-- Begin --

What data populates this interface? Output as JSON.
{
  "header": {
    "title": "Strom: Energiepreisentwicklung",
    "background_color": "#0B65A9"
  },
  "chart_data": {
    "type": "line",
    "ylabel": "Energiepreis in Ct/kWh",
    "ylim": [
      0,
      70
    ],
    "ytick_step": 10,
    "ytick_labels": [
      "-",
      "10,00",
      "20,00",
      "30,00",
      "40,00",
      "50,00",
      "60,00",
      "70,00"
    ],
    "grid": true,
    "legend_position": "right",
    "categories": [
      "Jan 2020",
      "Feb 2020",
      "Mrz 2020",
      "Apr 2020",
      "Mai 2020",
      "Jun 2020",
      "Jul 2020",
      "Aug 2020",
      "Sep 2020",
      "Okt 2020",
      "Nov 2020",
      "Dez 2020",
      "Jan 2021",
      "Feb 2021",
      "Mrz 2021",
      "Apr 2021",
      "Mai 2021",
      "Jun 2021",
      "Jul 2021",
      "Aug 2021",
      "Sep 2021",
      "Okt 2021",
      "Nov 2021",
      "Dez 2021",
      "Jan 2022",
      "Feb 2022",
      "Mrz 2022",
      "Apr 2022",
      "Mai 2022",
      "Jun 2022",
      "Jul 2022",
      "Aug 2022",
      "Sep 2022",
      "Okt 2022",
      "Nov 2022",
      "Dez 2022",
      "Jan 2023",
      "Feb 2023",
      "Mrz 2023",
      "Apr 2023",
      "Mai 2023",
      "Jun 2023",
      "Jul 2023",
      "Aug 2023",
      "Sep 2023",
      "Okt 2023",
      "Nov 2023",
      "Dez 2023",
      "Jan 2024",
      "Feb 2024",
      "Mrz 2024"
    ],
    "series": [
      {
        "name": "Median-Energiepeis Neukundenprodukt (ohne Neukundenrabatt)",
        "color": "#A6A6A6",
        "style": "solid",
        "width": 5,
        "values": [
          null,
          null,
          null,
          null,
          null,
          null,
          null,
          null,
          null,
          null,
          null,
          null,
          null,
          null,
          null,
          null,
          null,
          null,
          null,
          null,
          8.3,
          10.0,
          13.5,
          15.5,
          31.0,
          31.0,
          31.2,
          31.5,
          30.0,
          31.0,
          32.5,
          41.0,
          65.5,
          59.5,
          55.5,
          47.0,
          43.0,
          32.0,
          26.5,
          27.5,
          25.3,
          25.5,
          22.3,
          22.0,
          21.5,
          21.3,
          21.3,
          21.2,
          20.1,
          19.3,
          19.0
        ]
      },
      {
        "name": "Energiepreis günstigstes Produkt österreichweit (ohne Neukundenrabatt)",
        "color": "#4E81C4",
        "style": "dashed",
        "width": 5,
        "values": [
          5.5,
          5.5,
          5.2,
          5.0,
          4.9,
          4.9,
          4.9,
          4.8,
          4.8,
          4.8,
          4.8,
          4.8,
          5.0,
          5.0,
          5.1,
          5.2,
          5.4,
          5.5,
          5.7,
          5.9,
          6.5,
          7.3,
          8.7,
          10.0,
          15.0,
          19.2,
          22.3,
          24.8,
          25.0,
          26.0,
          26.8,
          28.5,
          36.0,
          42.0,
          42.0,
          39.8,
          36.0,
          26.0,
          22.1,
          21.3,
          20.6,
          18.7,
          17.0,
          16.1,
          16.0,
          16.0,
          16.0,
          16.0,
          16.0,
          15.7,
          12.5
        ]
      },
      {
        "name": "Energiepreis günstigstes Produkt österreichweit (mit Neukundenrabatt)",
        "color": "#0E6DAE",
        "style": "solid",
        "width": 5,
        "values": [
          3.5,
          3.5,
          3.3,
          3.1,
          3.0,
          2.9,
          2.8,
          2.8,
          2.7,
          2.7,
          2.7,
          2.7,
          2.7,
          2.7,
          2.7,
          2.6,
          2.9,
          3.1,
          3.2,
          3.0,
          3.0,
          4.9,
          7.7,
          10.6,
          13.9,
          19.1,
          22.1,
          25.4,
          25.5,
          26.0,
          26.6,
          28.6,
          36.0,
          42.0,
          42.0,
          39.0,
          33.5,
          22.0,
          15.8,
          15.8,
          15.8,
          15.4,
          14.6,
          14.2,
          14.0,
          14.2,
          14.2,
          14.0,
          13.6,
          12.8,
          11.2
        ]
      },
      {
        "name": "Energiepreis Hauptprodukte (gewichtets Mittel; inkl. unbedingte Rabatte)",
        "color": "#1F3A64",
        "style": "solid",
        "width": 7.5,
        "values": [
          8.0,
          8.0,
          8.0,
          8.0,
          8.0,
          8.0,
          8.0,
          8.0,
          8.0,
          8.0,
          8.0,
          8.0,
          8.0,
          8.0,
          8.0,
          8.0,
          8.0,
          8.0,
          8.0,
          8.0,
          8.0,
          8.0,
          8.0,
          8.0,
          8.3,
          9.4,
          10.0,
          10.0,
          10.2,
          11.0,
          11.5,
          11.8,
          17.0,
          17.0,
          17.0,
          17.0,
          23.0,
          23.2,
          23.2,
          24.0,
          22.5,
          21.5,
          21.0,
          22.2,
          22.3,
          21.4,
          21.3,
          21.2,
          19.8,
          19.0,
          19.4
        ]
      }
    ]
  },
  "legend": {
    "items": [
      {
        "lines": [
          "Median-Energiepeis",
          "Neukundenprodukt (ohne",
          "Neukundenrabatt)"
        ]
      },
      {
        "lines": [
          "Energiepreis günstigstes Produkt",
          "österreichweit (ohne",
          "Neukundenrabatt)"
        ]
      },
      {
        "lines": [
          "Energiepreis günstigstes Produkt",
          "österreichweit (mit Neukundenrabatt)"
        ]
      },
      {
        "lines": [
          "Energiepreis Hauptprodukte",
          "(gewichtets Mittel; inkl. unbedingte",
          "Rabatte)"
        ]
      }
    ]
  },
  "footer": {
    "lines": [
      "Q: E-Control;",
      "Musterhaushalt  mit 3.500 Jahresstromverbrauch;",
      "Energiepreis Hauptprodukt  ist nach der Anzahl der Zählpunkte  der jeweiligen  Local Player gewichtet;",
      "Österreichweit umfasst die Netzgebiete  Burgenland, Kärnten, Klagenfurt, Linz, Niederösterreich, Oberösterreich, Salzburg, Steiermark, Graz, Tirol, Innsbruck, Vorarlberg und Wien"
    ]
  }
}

-- End --
-- Begin --

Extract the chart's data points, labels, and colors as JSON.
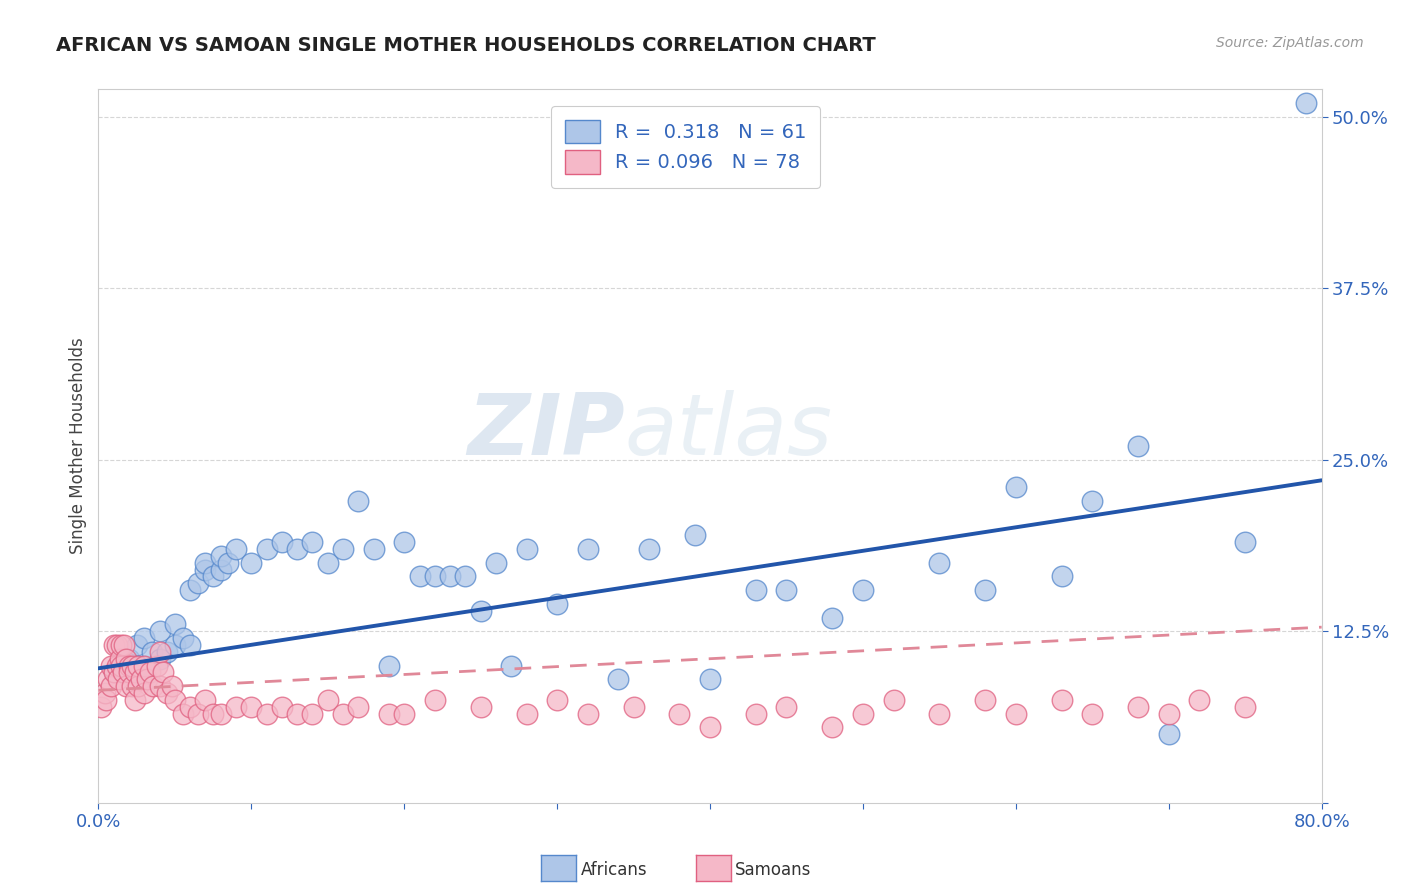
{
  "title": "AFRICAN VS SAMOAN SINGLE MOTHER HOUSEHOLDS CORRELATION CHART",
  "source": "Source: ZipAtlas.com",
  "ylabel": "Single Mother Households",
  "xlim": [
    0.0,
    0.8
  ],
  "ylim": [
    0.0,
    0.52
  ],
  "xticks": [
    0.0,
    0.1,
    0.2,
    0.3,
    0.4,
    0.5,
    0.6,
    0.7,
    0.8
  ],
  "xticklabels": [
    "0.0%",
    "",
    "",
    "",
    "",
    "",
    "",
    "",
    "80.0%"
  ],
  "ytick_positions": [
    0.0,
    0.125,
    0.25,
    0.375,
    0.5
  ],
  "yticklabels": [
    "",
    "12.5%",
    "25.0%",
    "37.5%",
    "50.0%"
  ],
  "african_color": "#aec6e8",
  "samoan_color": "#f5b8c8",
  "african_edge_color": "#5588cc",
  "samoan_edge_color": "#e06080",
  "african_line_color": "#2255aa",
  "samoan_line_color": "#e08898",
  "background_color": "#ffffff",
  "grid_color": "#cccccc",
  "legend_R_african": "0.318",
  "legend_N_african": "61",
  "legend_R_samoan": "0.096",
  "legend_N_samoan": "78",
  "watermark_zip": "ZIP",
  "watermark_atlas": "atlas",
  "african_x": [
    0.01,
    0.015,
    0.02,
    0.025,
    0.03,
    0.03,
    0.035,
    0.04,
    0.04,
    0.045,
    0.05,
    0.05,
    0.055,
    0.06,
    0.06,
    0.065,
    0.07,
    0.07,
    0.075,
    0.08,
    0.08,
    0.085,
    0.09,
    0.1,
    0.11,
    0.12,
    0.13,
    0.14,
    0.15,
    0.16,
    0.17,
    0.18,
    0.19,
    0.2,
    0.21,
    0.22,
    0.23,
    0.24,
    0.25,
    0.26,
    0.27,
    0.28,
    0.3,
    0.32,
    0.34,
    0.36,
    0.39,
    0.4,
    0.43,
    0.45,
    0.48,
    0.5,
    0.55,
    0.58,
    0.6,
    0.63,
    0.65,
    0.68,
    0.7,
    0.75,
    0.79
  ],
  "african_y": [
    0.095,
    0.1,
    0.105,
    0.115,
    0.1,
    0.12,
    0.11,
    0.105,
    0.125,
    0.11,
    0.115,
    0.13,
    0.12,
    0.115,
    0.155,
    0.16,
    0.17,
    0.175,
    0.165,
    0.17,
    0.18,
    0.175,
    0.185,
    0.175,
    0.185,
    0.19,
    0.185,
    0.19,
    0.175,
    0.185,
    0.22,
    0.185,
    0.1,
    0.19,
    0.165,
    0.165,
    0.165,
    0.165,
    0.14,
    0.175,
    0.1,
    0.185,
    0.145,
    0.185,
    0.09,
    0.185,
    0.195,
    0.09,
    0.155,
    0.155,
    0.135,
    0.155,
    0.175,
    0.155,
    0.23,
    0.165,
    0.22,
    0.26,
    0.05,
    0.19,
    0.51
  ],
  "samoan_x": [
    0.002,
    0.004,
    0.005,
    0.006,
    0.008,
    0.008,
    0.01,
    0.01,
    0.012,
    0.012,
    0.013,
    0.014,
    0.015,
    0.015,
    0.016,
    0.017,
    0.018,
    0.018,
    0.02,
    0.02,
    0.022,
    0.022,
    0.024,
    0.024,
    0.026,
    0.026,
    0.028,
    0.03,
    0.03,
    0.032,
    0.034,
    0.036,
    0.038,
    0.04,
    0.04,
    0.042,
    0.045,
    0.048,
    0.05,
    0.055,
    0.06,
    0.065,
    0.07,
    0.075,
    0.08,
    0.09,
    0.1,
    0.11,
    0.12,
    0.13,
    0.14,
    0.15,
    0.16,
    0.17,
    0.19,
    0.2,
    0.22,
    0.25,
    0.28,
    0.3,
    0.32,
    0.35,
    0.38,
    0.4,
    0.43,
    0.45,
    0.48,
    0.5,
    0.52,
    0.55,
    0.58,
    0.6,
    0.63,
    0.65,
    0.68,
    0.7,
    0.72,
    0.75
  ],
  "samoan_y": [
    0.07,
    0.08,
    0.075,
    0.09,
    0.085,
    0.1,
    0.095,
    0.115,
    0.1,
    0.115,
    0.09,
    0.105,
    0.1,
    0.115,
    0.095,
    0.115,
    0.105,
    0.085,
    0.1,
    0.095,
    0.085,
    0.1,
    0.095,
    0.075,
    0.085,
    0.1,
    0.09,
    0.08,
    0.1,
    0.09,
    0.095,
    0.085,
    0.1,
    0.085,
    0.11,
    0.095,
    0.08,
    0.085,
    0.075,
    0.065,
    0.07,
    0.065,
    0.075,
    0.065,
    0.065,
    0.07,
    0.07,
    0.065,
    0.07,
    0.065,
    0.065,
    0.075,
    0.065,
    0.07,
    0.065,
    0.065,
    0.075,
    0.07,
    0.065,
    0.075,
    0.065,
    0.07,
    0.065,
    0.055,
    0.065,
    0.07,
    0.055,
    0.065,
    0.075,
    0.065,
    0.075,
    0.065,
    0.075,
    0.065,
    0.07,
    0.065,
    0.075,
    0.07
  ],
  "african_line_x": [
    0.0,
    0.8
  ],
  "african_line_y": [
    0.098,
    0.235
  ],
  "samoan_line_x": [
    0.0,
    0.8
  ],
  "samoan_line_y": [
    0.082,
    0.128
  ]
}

-- End --
-- Begin --

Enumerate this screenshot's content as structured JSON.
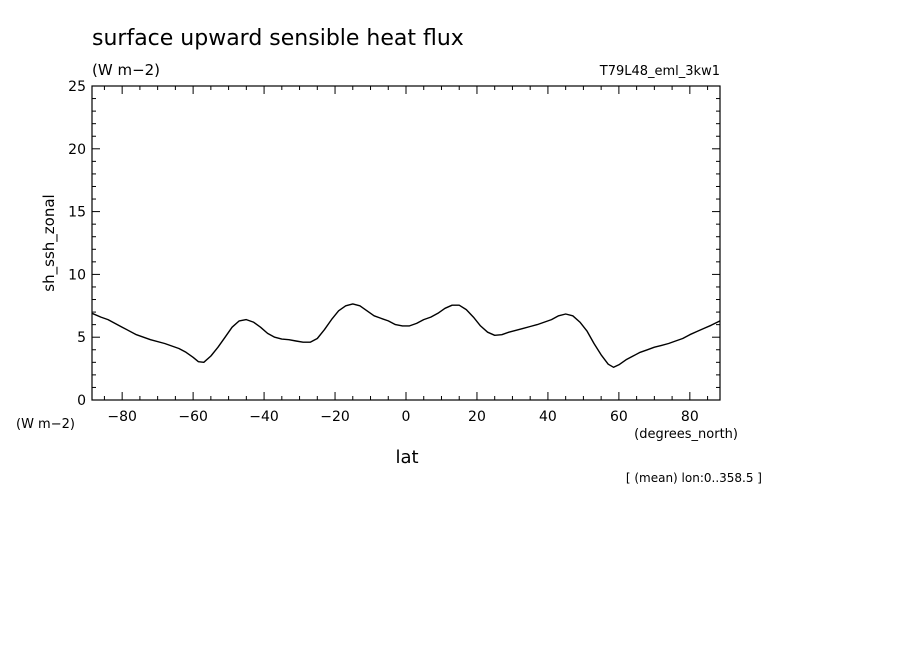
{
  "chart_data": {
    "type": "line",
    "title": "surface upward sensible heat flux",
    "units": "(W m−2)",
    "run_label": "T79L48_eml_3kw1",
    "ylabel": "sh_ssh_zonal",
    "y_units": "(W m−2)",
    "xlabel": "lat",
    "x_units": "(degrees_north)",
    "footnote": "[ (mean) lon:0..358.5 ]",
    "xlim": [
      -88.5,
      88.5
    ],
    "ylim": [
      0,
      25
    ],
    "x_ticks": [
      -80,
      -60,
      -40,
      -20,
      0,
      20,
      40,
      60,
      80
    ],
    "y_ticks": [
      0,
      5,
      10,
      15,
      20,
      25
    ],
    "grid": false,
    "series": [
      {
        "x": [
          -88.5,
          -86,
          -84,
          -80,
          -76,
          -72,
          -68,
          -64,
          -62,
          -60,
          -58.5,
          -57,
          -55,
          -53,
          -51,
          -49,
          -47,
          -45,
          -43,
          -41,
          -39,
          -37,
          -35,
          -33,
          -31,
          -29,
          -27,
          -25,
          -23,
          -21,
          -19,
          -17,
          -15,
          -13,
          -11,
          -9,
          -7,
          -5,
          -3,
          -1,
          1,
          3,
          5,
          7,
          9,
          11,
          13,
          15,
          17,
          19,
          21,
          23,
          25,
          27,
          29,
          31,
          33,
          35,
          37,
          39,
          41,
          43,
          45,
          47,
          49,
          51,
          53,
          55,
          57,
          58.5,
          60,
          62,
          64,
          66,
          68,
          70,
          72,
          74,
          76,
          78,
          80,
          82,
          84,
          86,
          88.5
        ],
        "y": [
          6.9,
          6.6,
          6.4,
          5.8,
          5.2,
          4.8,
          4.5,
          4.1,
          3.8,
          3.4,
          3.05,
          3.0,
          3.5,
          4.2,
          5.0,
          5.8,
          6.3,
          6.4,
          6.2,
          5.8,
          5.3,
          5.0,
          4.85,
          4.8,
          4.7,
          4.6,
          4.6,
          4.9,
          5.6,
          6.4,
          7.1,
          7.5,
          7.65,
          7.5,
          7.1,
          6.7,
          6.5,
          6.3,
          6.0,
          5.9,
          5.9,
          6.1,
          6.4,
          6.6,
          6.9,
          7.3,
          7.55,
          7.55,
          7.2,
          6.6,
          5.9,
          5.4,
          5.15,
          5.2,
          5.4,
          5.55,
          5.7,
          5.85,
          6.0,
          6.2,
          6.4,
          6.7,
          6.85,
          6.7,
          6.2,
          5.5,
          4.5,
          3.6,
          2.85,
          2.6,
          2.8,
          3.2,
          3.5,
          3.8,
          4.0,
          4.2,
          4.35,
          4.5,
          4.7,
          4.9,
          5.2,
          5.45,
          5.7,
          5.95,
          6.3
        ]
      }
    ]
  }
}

-- End --

:: Task prompt ::
Show each line of the listing that holds the string "günstigstes".

:: Complete output ::
        "name": "Energiepreis günstigstes Produkt österreichweit (ohne Neukundenrabatt)",
        "name": "Energiepreis günstigstes Produkt österreichweit (mit Neukundenrabatt)",
          "Energiepreis günstigstes Produkt",
          "Energiepreis günstigstes Produkt",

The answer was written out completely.